#### Problem
Can you return, unchanged, the lines from the one that contains "Parse this screenshot: output" to the last line, with the pictures left out?

───── Data section

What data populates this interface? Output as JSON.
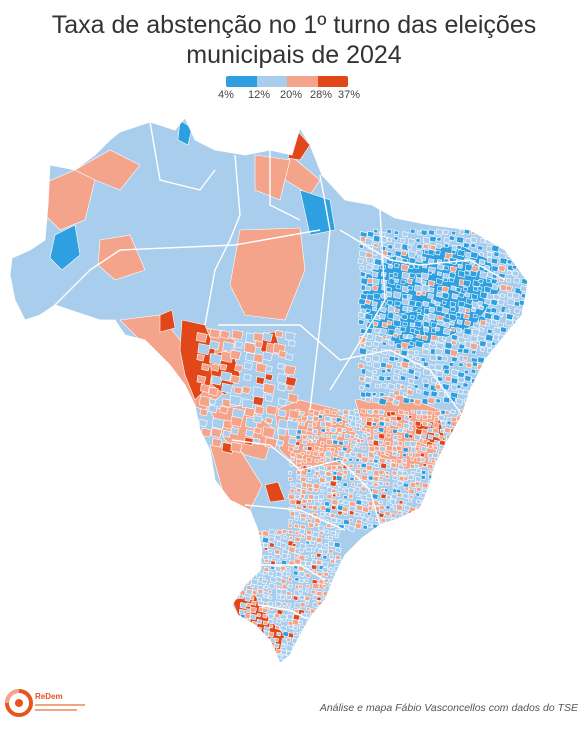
{
  "title": {
    "line1": "Taxa de abstenção no 1º turno das eleições",
    "line2": "municipais de 2024"
  },
  "legend": {
    "labels": [
      "4%",
      "12%",
      "20%",
      "28%",
      "37%"
    ],
    "colors": [
      "#2e9fe0",
      "#a9cdec",
      "#a9cdec",
      "#f4a48a",
      "#e2471a"
    ]
  },
  "colors": {
    "low": "#2e9fe0",
    "mid_low": "#a9cdec",
    "mid_high": "#f4a48a",
    "high": "#e2471a",
    "border": "#ffffff"
  },
  "logo": {
    "name": "ReDem",
    "icon": "redem-logo-icon"
  },
  "credit": "Análise e mapa Fábio Vasconcellos com dados do TSE"
}
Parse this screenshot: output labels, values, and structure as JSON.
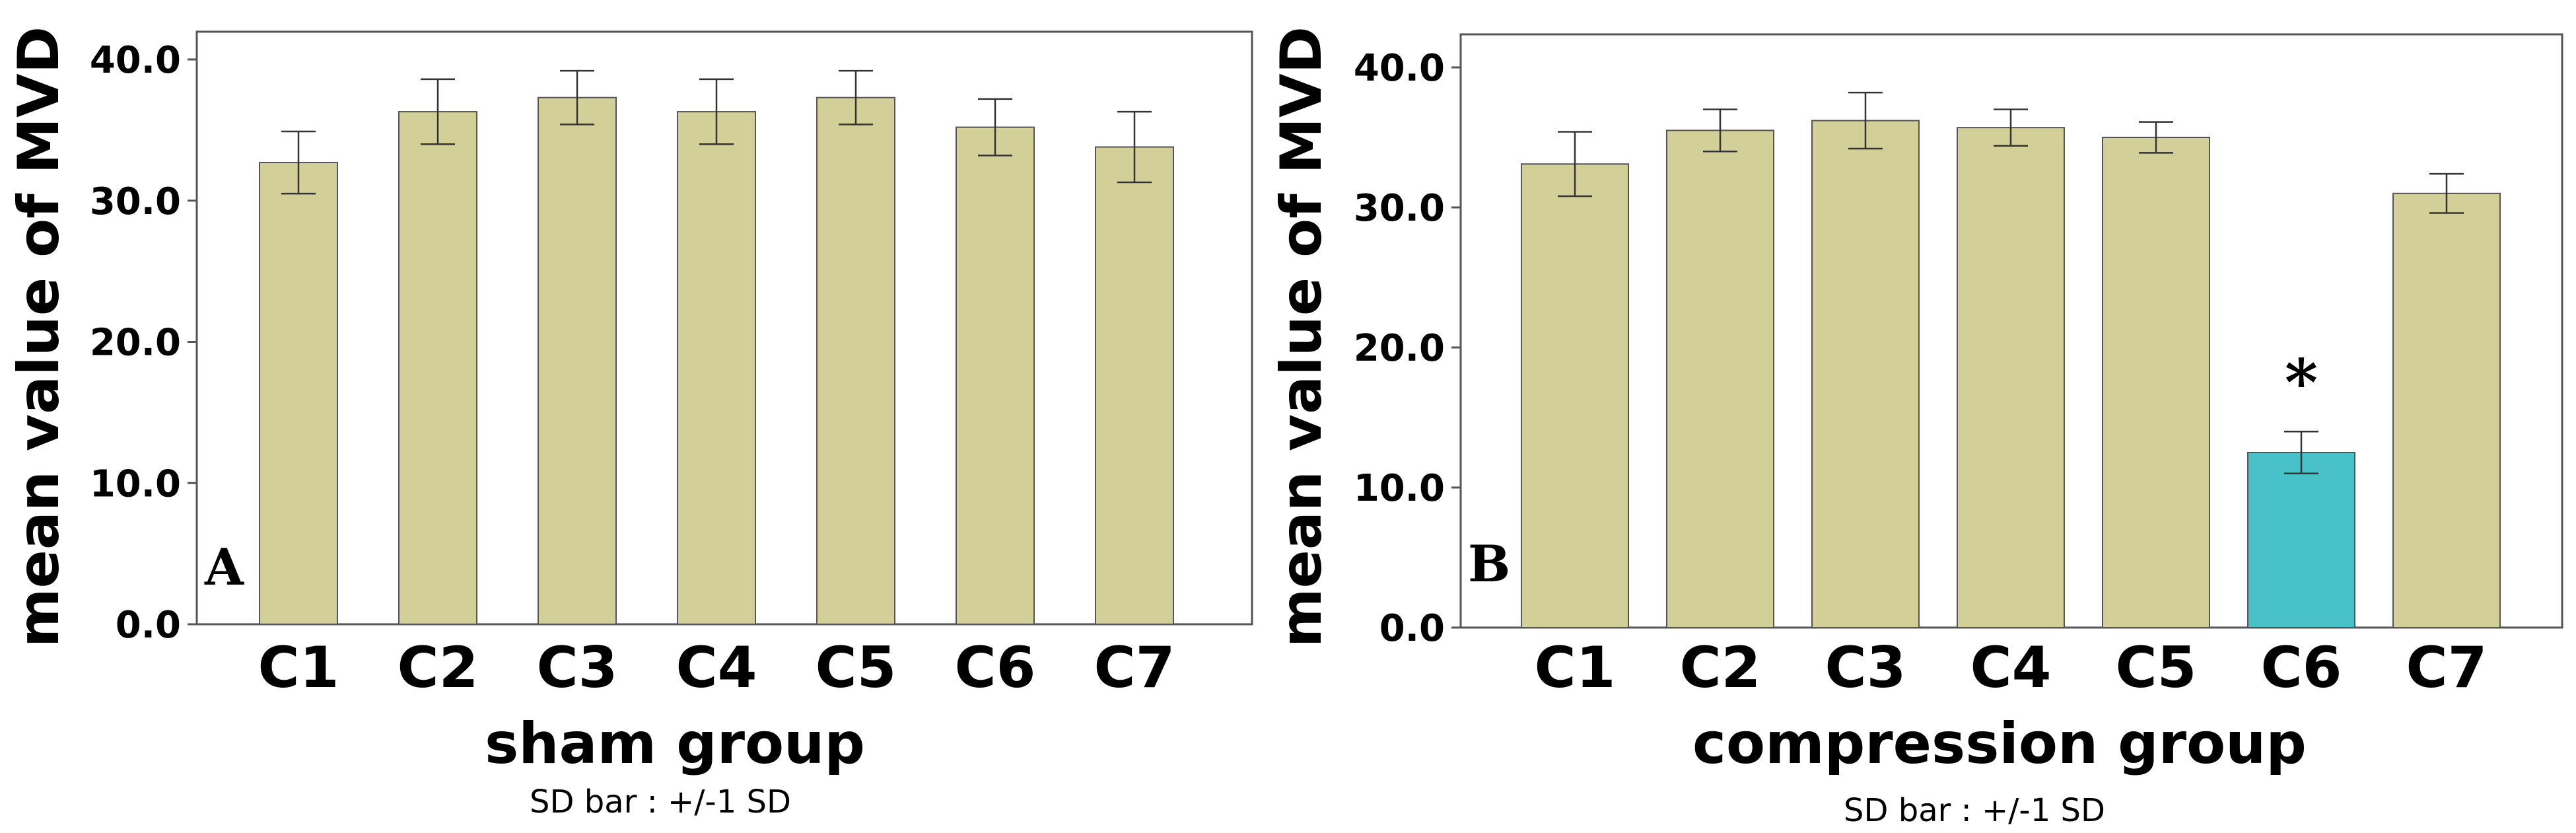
{
  "chart_data": [
    {
      "type": "bar",
      "panel_label": "A",
      "categories": [
        "C1",
        "C2",
        "C3",
        "C4",
        "C5",
        "C6",
        "C7"
      ],
      "values": [
        32.7,
        36.3,
        37.3,
        36.3,
        37.3,
        35.2,
        33.8
      ],
      "error": [
        2.2,
        2.3,
        1.9,
        2.3,
        1.9,
        2.0,
        2.5
      ],
      "colors": [
        "#d2cf98",
        "#d2cf98",
        "#d2cf98",
        "#d2cf98",
        "#d2cf98",
        "#d2cf98",
        "#d2cf98"
      ],
      "xlabel": "sham  group",
      "ylabel": "mean value of MVD",
      "ylim": [
        0,
        40
      ],
      "yticks": [
        "0.0",
        "10.0",
        "20.0",
        "30.0",
        "40.0"
      ],
      "note": "SD bar : +/-1 SD",
      "annotations": []
    },
    {
      "type": "bar",
      "panel_label": "B",
      "categories": [
        "C1",
        "C2",
        "C3",
        "C4",
        "C5",
        "C6",
        "C7"
      ],
      "values": [
        33.1,
        35.5,
        36.2,
        35.7,
        35.0,
        12.5,
        31.0
      ],
      "error": [
        2.3,
        1.5,
        2.0,
        1.3,
        1.1,
        1.5,
        1.4
      ],
      "colors": [
        "#d2cf98",
        "#d2cf98",
        "#d2cf98",
        "#d2cf98",
        "#d2cf98",
        "#48c1c9",
        "#d2cf98"
      ],
      "xlabel": "compression group",
      "ylabel": "mean value of MVD",
      "ylim": [
        0,
        40
      ],
      "yticks": [
        "0.0",
        "10.0",
        "20.0",
        "30.0",
        "40.0"
      ],
      "note": "SD bar : +/-1 SD",
      "annotations": [
        {
          "category": "C6",
          "text": "*"
        }
      ]
    }
  ]
}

──────────

#### Task output
Parse this screenshot: output labels, values, and structure as JSON.
{
  "chart_data": [
    {
      "type": "bar",
      "panel_label": "A",
      "categories": [
        "C1",
        "C2",
        "C3",
        "C4",
        "C5",
        "C6",
        "C7"
      ],
      "values": [
        32.7,
        36.3,
        37.3,
        36.3,
        37.3,
        35.2,
        33.8
      ],
      "error": [
        2.2,
        2.3,
        1.9,
        2.3,
        1.9,
        2.0,
        2.5
      ],
      "colors": [
        "#d2cf98",
        "#d2cf98",
        "#d2cf98",
        "#d2cf98",
        "#d2cf98",
        "#d2cf98",
        "#d2cf98"
      ],
      "xlabel": "sham  group",
      "ylabel": "mean value of MVD",
      "ylim": [
        0,
        40
      ],
      "yticks": [
        "0.0",
        "10.0",
        "20.0",
        "30.0",
        "40.0"
      ],
      "note": "SD bar : +/-1 SD",
      "annotations": []
    },
    {
      "type": "bar",
      "panel_label": "B",
      "categories": [
        "C1",
        "C2",
        "C3",
        "C4",
        "C5",
        "C6",
        "C7"
      ],
      "values": [
        33.1,
        35.5,
        36.2,
        35.7,
        35.0,
        12.5,
        31.0
      ],
      "error": [
        2.3,
        1.5,
        2.0,
        1.3,
        1.1,
        1.5,
        1.4
      ],
      "colors": [
        "#d2cf98",
        "#d2cf98",
        "#d2cf98",
        "#d2cf98",
        "#d2cf98",
        "#48c1c9",
        "#d2cf98"
      ],
      "xlabel": "compression group",
      "ylabel": "mean value of MVD",
      "ylim": [
        0,
        40
      ],
      "yticks": [
        "0.0",
        "10.0",
        "20.0",
        "30.0",
        "40.0"
      ],
      "note": "SD bar : +/-1 SD",
      "annotations": [
        {
          "category": "C6",
          "text": "*"
        }
      ]
    }
  ]
}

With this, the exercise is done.